▶ [Data records]:
════════════════

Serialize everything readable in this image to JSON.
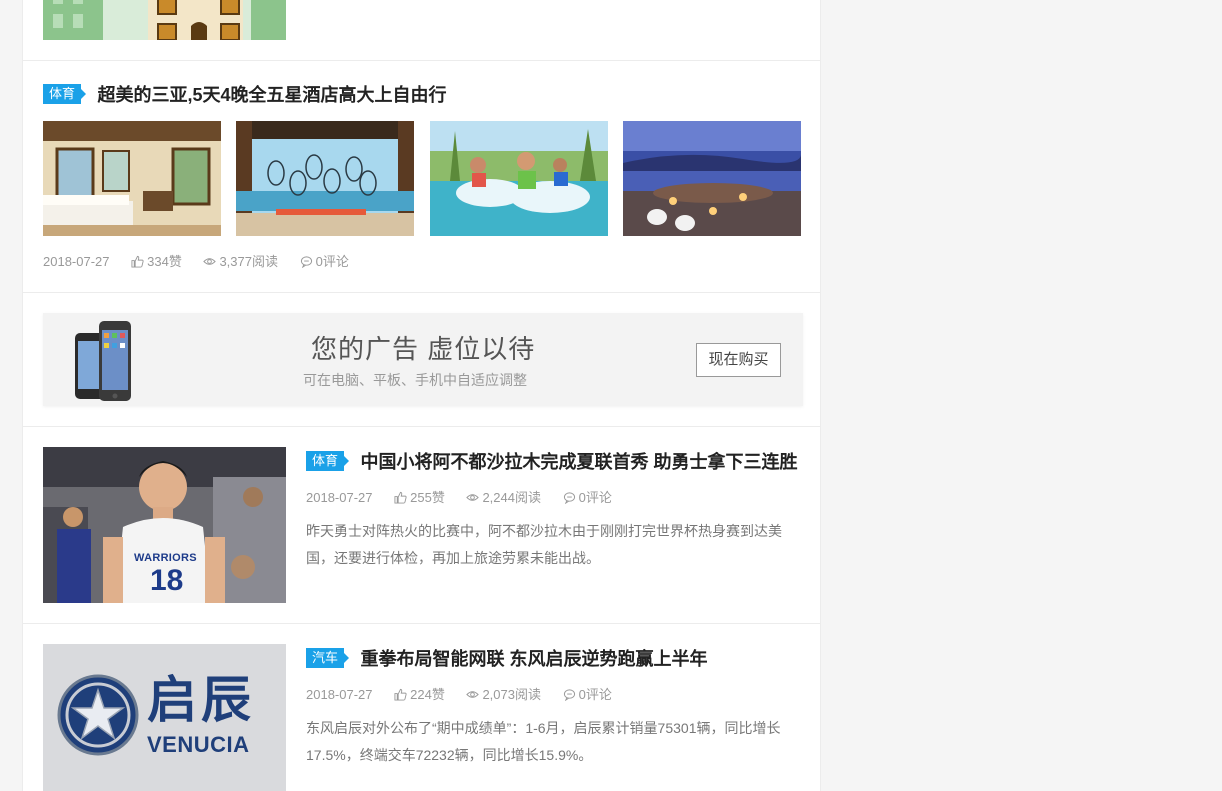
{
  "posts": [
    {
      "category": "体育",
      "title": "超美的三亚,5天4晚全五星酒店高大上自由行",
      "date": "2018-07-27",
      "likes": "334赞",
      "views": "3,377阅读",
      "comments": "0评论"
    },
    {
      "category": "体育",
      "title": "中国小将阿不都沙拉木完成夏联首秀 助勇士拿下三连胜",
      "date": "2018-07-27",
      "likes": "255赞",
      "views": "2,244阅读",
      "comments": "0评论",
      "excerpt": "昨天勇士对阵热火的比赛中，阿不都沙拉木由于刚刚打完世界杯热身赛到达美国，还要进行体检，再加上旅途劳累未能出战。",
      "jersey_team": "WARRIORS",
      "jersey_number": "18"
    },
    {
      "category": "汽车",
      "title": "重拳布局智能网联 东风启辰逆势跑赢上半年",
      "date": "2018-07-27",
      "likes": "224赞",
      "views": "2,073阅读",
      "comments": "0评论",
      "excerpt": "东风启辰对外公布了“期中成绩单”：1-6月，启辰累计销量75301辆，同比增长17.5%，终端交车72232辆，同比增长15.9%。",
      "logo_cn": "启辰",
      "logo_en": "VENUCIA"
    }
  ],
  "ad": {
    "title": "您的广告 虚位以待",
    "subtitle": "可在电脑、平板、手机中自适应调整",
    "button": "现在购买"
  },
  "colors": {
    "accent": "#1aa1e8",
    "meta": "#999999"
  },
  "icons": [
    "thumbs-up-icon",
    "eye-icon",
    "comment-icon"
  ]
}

════════════════

▶ [Task details]: Nothing in the entries above should change when they are printed again, except that the pictures are dropped.

▶ [Full output]:
Serialize everything readable in this image to JSON.
{
  "posts": [
    {
      "category": "体育",
      "title": "超美的三亚,5天4晚全五星酒店高大上自由行",
      "date": "2018-07-27",
      "likes": "334赞",
      "views": "3,377阅读",
      "comments": "0评论"
    },
    {
      "category": "体育",
      "title": "中国小将阿不都沙拉木完成夏联首秀 助勇士拿下三连胜",
      "date": "2018-07-27",
      "likes": "255赞",
      "views": "2,244阅读",
      "comments": "0评论",
      "excerpt": "昨天勇士对阵热火的比赛中，阿不都沙拉木由于刚刚打完世界杯热身赛到达美国，还要进行体检，再加上旅途劳累未能出战。",
      "jersey_team": "WARRIORS",
      "jersey_number": "18"
    },
    {
      "category": "汽车",
      "title": "重拳布局智能网联 东风启辰逆势跑赢上半年",
      "date": "2018-07-27",
      "likes": "224赞",
      "views": "2,073阅读",
      "comments": "0评论",
      "excerpt": "东风启辰对外公布了“期中成绩单”：1-6月，启辰累计销量75301辆，同比增长17.5%，终端交车72232辆，同比增长15.9%。",
      "logo_cn": "启辰",
      "logo_en": "VENUCIA"
    }
  ],
  "ad": {
    "title": "您的广告 虚位以待",
    "subtitle": "可在电脑、平板、手机中自适应调整",
    "button": "现在购买"
  },
  "colors": {
    "accent": "#1aa1e8",
    "meta": "#999999"
  },
  "icons": [
    "thumbs-up-icon",
    "eye-icon",
    "comment-icon"
  ]
}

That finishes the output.